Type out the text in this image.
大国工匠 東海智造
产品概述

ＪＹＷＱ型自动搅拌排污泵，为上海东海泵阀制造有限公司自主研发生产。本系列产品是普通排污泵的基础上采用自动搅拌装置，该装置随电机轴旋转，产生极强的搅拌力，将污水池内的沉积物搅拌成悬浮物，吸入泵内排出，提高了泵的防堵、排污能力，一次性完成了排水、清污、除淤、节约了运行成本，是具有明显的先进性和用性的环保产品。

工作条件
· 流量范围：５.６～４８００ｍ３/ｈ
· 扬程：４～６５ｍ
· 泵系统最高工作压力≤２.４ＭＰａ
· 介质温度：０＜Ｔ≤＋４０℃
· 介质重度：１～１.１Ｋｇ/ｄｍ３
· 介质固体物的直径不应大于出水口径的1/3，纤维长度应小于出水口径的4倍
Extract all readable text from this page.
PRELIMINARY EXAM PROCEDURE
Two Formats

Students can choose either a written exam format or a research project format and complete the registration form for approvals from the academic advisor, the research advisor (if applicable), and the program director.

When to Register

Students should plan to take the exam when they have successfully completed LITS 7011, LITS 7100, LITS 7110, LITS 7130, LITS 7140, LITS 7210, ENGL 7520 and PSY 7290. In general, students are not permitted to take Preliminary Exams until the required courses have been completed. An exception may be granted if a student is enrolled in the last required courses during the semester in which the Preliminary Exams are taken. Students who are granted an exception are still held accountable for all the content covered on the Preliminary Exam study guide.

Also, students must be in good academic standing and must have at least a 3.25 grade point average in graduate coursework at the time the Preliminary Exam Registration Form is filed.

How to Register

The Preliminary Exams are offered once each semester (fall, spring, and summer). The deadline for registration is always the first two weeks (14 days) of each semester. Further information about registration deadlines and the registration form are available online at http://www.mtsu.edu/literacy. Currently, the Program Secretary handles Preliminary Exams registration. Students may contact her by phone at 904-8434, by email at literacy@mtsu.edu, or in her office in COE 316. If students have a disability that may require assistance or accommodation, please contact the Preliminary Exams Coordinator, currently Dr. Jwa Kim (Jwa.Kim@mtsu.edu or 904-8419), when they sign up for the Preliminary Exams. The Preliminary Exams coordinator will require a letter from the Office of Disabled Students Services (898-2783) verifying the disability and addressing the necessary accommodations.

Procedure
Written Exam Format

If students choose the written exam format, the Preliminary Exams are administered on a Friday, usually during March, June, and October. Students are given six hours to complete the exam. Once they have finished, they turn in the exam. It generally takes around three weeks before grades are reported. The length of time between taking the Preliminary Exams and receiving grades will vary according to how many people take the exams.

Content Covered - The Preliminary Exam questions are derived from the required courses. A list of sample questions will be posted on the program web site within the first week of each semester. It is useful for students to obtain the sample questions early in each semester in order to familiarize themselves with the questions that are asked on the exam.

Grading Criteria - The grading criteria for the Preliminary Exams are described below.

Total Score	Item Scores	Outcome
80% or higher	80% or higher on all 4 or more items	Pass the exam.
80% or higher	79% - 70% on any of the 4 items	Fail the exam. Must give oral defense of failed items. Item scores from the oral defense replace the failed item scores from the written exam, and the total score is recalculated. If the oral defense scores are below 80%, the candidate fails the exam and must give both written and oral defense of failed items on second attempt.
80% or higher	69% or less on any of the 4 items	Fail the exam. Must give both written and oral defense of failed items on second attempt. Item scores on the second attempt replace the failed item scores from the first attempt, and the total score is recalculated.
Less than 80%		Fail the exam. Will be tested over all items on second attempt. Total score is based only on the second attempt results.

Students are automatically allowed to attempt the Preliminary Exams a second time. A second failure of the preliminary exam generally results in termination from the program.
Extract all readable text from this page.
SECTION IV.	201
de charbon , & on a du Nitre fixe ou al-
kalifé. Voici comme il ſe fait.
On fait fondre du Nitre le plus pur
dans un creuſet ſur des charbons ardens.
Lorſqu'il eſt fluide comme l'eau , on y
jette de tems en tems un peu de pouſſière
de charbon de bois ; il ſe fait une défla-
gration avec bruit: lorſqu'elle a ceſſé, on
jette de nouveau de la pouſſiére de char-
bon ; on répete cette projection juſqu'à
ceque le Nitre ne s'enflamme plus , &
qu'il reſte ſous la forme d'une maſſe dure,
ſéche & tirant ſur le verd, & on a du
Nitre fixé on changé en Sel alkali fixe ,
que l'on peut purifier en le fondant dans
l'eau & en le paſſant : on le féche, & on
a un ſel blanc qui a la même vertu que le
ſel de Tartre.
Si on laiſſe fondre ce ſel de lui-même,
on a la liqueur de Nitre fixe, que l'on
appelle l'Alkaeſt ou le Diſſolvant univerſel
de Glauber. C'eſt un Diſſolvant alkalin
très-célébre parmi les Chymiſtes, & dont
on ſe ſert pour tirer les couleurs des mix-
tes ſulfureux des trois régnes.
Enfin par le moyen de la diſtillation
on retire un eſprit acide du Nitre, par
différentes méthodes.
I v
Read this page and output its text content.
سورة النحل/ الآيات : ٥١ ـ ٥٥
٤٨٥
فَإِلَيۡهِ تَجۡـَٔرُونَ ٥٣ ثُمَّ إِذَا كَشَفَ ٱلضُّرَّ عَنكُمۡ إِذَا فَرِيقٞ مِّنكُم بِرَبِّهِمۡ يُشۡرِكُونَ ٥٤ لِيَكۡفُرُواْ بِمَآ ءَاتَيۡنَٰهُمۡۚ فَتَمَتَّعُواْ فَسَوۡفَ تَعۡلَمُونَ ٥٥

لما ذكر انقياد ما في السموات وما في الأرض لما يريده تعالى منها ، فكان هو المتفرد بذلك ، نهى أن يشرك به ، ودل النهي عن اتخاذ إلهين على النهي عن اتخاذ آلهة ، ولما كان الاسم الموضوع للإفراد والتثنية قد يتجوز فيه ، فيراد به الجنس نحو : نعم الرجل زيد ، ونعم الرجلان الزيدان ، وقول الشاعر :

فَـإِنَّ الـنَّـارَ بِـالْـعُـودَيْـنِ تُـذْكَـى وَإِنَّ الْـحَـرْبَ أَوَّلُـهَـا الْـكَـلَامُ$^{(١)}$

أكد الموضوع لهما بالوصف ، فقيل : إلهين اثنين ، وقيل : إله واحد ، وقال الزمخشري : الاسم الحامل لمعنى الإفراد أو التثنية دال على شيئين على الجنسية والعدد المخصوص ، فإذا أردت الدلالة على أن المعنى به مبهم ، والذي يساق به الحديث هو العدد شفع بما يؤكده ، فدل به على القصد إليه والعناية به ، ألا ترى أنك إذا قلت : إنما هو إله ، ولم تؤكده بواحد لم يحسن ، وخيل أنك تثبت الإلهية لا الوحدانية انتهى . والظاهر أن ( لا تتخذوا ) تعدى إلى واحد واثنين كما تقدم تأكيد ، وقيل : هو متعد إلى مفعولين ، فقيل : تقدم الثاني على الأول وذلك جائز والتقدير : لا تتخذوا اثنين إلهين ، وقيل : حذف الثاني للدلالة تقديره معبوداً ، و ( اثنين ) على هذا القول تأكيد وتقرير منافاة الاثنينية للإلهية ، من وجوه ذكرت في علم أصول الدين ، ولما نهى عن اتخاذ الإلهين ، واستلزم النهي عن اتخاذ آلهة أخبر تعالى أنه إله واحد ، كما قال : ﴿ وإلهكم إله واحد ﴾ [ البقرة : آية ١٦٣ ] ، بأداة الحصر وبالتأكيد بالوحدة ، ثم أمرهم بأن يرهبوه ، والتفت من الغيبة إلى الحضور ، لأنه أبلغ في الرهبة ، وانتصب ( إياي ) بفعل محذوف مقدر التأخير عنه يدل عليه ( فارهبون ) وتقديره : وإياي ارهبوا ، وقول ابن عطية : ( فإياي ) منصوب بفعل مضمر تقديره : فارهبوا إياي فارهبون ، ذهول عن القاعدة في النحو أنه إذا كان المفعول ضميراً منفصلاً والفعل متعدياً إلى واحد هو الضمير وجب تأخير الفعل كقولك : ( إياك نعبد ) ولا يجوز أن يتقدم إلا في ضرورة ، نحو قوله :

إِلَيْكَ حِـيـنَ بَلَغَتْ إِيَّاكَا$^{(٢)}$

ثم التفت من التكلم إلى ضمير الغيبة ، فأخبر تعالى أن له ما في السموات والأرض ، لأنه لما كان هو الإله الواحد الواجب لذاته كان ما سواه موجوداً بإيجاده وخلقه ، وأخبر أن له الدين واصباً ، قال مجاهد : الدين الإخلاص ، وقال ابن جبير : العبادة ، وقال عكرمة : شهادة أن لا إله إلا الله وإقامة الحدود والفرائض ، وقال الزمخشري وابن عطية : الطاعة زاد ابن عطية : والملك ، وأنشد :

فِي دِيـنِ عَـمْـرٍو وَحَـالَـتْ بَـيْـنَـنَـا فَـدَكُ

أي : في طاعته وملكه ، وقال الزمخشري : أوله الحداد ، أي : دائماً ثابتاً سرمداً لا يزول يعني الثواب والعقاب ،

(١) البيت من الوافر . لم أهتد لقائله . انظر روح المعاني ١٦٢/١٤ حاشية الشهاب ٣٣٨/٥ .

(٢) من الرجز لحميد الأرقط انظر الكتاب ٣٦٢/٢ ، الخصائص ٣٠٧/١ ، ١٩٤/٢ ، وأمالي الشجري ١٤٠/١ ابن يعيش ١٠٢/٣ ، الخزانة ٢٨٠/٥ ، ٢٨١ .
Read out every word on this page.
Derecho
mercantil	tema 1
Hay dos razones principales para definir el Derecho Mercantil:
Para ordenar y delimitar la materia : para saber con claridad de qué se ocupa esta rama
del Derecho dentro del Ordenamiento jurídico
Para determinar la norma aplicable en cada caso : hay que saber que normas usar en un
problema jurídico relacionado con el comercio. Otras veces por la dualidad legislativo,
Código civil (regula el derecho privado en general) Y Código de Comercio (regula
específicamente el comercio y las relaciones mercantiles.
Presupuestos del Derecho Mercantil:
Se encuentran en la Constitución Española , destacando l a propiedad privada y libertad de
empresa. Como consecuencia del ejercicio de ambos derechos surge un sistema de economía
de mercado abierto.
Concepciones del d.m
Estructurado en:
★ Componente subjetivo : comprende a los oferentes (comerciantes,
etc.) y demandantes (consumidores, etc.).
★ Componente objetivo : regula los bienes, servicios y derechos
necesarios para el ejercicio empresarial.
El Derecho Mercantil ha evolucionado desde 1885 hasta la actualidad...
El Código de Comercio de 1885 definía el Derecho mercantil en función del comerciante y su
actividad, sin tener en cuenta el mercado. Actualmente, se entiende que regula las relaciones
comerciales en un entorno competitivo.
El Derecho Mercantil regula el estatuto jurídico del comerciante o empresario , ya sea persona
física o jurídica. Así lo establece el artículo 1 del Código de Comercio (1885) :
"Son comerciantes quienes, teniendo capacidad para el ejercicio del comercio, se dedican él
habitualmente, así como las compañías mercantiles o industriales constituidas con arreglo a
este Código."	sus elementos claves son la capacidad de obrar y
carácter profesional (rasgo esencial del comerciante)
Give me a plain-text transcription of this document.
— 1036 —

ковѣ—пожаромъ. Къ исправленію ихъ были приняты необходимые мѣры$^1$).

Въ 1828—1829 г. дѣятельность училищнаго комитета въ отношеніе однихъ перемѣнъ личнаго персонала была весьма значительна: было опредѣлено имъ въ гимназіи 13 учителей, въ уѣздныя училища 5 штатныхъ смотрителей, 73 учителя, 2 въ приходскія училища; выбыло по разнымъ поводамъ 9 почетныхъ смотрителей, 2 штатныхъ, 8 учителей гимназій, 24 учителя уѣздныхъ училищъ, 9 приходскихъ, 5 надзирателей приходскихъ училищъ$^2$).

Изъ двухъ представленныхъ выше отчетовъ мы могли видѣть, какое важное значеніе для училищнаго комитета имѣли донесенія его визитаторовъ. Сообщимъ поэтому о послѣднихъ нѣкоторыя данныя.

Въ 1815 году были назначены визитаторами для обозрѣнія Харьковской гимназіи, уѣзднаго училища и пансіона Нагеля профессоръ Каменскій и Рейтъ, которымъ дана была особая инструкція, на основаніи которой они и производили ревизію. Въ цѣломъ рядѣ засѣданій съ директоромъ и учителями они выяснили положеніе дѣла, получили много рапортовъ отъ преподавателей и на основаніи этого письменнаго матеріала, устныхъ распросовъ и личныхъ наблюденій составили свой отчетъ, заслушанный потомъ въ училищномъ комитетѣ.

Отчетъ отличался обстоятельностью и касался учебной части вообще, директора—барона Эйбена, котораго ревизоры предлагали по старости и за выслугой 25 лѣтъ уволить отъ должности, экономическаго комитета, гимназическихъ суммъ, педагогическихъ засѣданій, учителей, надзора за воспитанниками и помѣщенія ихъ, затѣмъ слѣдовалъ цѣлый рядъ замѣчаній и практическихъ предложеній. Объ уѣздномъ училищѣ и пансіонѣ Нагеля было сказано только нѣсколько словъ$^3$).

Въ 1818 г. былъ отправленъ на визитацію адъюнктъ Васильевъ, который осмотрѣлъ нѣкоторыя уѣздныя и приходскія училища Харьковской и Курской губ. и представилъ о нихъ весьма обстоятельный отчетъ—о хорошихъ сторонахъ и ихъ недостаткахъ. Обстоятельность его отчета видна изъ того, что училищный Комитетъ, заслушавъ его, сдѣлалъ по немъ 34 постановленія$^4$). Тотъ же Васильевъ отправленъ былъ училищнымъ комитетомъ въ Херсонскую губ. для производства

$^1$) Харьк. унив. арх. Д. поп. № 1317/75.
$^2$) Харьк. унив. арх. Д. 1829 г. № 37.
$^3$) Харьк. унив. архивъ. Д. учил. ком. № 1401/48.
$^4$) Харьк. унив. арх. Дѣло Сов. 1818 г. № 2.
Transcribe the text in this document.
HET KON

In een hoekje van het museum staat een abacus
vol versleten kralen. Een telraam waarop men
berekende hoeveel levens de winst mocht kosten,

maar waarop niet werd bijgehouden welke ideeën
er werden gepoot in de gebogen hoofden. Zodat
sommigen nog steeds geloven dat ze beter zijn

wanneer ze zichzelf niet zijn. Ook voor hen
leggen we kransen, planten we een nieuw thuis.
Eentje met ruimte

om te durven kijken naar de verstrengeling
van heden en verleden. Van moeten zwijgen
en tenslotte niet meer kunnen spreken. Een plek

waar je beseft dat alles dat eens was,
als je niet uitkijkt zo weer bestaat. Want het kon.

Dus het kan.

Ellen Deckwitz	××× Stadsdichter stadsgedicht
- - - -
Using the listing above, pick out each line that contains the word "انظر", then copy it.

(١) البيت من الوافر . لم أهتد لقائله . انظر روح المعاني ١٦٢/١٤ حاشية الشهاب ٣٣٨/٥ .
(٢) من الرجز لحميد الأرقط انظر الكتاب ٣٦٢/٢ ، الخصائص ٣٠٧/١ ، ١٩٤/٢ ، وأمالي الشجري ١٤٠/١ ابن يعيش ١٠٢/٣ ، الخزانة ٢٨٠/٥ ، ٢٨١ .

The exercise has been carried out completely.